◆ Set task ◆
Copy the data precisely, keeping every character.

>> Begin Rows

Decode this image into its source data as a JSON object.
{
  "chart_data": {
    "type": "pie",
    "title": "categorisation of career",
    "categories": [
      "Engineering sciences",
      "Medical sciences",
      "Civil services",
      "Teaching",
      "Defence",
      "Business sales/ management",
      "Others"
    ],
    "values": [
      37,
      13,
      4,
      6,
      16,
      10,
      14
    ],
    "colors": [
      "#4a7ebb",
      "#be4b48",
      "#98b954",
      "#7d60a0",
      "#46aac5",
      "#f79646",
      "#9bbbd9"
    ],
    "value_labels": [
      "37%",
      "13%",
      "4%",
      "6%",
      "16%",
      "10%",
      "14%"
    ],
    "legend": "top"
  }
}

>> End Rows

◆ Task output ◆
Decode this image into its source data as a JSON object.
{
  "chart_data": {
    "type": "pie",
    "title": "categorisation of career",
    "categories": [
      "Engineering sciences",
      "Medical sciences",
      "Civil services",
      "Teaching",
      "Defence",
      "Business sales/ management",
      "Others"
    ],
    "values": [
      37,
      13,
      4,
      6,
      16,
      10,
      14
    ],
    "colors": [
      "#4a7ebb",
      "#be4b48",
      "#98b954",
      "#7d60a0",
      "#46aac5",
      "#f79646",
      "#9bbbd9"
    ],
    "value_labels": [
      "37%",
      "13%",
      "4%",
      "6%",
      "16%",
      "10%",
      "14%"
    ],
    "legend": "top"
  }
}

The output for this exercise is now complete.